Source data:
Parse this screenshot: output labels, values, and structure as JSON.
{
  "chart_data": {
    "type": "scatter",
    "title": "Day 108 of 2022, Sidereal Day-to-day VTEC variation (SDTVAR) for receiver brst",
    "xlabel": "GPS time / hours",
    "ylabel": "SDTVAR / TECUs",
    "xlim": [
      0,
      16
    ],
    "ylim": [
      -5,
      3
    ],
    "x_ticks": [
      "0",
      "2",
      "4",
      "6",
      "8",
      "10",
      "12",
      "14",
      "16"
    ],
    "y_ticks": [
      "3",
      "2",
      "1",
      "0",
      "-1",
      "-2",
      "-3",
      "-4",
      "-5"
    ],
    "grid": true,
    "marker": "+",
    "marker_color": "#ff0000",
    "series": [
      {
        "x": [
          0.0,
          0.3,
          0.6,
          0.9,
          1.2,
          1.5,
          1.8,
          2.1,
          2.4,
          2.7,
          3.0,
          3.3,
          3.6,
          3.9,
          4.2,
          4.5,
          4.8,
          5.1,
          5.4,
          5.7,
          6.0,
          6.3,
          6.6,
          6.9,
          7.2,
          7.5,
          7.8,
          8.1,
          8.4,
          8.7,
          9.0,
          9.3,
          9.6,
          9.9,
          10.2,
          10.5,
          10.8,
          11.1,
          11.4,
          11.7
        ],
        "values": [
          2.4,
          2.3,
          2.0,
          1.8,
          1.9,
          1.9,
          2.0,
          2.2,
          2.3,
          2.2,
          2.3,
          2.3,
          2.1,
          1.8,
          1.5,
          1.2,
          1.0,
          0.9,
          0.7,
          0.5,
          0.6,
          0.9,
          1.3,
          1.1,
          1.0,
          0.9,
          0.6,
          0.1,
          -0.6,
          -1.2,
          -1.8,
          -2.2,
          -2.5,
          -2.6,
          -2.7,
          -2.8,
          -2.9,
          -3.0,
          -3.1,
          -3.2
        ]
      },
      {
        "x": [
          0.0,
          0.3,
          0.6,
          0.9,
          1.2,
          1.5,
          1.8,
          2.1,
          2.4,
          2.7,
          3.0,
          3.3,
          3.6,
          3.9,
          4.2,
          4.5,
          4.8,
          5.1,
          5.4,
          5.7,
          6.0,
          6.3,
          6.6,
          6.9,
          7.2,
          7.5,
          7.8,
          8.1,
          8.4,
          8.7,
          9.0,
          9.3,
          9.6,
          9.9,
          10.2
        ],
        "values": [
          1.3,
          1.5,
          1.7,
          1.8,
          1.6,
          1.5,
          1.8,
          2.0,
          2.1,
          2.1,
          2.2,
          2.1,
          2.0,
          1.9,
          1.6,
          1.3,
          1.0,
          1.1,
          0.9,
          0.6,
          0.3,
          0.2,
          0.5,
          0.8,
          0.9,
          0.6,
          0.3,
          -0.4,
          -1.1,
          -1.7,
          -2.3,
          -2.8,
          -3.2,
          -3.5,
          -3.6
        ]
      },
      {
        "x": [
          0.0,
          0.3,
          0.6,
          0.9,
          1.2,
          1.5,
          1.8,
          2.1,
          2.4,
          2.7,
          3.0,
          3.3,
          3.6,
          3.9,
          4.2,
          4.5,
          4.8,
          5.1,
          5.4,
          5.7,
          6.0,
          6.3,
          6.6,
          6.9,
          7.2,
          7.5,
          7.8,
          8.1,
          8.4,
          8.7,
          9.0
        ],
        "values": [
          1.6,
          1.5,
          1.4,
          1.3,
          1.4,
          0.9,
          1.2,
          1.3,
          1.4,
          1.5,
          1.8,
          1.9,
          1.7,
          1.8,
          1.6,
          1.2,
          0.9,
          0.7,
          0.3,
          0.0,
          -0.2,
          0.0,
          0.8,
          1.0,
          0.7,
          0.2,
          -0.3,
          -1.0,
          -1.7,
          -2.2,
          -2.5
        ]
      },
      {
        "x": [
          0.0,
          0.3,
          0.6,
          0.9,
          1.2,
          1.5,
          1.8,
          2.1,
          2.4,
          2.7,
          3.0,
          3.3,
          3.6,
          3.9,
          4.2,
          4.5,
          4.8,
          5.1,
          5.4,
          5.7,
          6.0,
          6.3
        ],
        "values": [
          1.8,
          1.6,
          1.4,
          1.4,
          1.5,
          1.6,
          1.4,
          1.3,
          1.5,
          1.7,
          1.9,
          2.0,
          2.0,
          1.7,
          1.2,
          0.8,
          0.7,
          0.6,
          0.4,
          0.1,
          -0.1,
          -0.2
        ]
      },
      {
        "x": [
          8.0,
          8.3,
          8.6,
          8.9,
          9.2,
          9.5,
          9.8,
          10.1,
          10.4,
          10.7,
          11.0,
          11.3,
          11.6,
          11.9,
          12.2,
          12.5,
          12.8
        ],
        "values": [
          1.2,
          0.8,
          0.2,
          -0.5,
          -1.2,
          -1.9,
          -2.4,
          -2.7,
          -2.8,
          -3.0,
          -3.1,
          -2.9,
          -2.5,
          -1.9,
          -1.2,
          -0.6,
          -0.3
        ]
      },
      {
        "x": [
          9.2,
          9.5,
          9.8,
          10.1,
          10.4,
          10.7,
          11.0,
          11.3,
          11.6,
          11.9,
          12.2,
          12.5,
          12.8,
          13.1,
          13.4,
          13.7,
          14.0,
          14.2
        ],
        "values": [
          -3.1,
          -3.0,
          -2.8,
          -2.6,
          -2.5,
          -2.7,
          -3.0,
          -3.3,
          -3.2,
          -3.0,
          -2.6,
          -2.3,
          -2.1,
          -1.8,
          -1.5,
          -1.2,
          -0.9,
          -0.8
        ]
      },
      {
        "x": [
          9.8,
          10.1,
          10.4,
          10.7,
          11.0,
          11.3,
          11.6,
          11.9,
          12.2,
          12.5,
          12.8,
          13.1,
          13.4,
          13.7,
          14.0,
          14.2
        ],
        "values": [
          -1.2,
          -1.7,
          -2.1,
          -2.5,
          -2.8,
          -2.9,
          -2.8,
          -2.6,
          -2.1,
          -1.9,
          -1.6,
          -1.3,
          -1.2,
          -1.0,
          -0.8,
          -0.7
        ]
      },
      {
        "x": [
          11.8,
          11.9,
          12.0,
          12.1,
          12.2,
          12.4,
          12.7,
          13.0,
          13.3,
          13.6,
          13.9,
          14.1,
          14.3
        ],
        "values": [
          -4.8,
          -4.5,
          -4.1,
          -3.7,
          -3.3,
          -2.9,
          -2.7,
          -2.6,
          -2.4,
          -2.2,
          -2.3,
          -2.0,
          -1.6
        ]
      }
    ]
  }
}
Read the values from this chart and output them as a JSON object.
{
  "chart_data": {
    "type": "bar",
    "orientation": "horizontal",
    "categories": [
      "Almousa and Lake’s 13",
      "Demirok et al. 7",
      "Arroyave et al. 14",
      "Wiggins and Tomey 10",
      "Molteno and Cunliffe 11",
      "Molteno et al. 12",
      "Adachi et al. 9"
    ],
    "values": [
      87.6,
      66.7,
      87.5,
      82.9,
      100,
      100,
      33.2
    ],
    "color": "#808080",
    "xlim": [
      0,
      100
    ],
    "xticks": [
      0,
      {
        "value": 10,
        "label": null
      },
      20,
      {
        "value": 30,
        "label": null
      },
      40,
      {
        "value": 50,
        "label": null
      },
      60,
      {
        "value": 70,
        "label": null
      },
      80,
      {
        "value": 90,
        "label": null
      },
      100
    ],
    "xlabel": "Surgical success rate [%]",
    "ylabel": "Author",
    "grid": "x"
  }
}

** TASK GOAL **
Gather and return every line that holds the string "JSON".

** TASK OUTPUT **
Parse this screenshot: output labels, values, and structure as JSON.
Read the values from this chart and output them as a JSON object.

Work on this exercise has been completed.